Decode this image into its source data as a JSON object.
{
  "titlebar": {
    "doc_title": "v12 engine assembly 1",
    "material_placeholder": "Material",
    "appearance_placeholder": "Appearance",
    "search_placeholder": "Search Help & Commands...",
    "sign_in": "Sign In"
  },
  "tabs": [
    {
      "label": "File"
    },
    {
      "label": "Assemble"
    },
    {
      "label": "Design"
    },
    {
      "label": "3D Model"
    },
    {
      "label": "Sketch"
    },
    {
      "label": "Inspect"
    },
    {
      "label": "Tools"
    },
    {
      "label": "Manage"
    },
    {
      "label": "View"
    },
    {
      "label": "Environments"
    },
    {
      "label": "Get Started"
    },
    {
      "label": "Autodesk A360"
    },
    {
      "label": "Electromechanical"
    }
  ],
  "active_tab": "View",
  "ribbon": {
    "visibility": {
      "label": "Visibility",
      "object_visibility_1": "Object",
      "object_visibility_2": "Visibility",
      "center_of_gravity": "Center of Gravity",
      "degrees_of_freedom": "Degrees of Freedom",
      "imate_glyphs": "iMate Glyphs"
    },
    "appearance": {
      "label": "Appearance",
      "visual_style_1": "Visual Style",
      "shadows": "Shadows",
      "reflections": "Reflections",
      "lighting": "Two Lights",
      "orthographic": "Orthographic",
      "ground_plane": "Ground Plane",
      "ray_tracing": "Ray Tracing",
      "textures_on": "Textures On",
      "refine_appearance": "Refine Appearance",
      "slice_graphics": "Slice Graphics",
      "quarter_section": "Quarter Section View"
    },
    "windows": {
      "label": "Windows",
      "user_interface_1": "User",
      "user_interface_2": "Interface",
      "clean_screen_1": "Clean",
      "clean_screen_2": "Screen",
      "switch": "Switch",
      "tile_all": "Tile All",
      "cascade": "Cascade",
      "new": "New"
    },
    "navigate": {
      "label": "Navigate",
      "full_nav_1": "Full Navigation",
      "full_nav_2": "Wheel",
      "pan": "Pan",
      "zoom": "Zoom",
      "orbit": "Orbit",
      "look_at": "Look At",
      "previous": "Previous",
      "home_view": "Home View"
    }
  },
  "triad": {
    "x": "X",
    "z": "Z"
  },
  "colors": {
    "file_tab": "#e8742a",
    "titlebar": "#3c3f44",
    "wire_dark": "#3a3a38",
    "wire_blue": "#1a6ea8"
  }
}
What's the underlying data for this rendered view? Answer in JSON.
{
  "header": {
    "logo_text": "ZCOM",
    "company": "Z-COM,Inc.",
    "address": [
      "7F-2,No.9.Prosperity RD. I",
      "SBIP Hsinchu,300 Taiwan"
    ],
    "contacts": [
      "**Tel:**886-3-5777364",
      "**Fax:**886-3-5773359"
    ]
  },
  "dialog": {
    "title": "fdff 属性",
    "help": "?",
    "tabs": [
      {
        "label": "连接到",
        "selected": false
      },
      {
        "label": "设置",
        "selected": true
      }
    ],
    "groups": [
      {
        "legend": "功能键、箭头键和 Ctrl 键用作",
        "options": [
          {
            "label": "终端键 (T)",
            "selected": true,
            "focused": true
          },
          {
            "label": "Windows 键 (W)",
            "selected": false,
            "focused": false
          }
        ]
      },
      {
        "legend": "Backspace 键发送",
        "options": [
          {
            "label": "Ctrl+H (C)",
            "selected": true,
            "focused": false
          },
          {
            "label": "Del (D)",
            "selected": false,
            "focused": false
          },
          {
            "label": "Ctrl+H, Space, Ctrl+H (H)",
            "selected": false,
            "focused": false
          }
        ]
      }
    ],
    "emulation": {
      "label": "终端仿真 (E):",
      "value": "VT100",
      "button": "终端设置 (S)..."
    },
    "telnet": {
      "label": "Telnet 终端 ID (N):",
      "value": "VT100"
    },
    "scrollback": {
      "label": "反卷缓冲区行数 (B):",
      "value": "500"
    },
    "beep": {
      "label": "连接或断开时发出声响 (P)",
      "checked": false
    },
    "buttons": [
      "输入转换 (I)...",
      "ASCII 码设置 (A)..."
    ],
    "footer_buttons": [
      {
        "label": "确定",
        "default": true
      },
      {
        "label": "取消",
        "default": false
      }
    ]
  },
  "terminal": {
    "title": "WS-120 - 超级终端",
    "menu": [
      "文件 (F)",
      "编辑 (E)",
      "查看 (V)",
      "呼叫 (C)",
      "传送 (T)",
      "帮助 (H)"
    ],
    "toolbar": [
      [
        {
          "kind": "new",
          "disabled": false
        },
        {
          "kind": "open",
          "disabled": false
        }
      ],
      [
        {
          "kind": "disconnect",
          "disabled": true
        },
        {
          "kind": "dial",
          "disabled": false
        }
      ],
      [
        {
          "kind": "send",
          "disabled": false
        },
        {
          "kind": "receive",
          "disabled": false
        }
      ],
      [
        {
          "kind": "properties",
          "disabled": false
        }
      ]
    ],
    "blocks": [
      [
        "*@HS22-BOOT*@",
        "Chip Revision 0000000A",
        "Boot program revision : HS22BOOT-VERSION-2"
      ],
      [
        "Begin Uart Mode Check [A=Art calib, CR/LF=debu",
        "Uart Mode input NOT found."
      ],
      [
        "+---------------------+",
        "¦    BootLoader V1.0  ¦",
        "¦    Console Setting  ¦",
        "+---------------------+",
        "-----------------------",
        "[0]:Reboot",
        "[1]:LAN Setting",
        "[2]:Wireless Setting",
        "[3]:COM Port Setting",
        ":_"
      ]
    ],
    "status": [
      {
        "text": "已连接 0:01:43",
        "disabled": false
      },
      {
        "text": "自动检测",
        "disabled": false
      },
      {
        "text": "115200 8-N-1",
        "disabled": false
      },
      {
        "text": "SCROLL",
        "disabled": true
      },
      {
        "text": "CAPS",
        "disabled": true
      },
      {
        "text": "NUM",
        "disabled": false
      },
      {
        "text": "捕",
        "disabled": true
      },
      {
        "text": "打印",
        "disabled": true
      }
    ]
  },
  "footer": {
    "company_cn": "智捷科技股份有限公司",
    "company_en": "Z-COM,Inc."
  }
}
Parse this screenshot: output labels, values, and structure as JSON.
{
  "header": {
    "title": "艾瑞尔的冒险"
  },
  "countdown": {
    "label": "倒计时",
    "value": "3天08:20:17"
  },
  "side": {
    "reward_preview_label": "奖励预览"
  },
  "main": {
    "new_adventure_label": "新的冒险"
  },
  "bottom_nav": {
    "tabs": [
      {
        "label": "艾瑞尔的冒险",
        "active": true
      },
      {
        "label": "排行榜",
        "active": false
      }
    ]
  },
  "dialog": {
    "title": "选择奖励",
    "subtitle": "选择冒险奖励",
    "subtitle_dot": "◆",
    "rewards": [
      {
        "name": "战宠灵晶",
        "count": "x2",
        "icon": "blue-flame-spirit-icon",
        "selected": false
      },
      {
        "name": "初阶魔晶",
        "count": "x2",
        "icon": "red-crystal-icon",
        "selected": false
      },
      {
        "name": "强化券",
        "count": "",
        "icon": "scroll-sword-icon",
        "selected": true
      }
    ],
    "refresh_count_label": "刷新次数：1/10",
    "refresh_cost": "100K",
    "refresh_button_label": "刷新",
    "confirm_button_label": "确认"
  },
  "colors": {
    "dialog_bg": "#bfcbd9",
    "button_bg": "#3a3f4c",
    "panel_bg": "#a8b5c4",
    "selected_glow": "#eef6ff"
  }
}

———

Using the data above, copy each line that contains "legend".

● CORRECT RESPONSE
        "legend": "功能键、箭头键和 Ctrl 键用作",
        "legend": "Backspace 键发送",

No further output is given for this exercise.